WHAT THIS TASK INVOLVES - Go through the data below line by line and count those containing the word "Version". Reply with the count only.

Collected data entries:
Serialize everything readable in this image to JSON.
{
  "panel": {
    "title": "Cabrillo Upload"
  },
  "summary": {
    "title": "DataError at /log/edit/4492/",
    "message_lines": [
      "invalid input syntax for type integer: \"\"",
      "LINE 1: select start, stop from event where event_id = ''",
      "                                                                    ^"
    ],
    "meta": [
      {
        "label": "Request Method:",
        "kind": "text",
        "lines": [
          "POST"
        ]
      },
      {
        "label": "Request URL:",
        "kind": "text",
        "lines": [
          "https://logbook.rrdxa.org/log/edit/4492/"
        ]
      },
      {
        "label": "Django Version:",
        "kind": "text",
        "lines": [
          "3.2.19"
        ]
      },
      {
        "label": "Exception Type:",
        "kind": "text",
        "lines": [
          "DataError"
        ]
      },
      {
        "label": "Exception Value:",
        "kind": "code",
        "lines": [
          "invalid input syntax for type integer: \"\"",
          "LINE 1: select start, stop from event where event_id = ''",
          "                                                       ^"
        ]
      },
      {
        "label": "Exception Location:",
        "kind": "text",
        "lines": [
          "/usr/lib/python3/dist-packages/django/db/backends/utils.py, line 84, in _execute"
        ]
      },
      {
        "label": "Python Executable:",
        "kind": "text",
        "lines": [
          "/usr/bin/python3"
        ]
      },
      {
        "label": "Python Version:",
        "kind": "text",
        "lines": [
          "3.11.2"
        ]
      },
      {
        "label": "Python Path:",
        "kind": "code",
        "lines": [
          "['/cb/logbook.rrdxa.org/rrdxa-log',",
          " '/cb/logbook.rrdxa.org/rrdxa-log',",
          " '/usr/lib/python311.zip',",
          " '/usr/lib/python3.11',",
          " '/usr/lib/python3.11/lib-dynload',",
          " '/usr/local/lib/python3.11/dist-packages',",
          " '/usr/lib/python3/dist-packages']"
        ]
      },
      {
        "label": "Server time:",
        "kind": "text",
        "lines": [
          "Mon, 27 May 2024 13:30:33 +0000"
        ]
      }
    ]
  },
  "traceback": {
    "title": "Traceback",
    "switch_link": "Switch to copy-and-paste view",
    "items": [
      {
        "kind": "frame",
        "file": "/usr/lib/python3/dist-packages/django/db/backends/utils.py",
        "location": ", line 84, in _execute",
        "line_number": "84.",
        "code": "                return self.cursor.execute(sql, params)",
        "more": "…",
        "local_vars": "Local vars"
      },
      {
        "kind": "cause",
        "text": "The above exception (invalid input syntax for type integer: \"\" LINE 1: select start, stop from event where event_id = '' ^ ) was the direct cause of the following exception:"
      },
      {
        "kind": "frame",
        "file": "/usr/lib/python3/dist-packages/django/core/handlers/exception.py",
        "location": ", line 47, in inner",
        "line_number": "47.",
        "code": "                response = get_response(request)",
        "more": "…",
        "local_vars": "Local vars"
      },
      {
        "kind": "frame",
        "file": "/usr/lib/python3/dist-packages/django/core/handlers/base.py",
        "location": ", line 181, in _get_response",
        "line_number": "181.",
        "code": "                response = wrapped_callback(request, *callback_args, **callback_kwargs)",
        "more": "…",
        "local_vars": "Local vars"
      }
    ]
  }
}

TASK SOLUTION - 2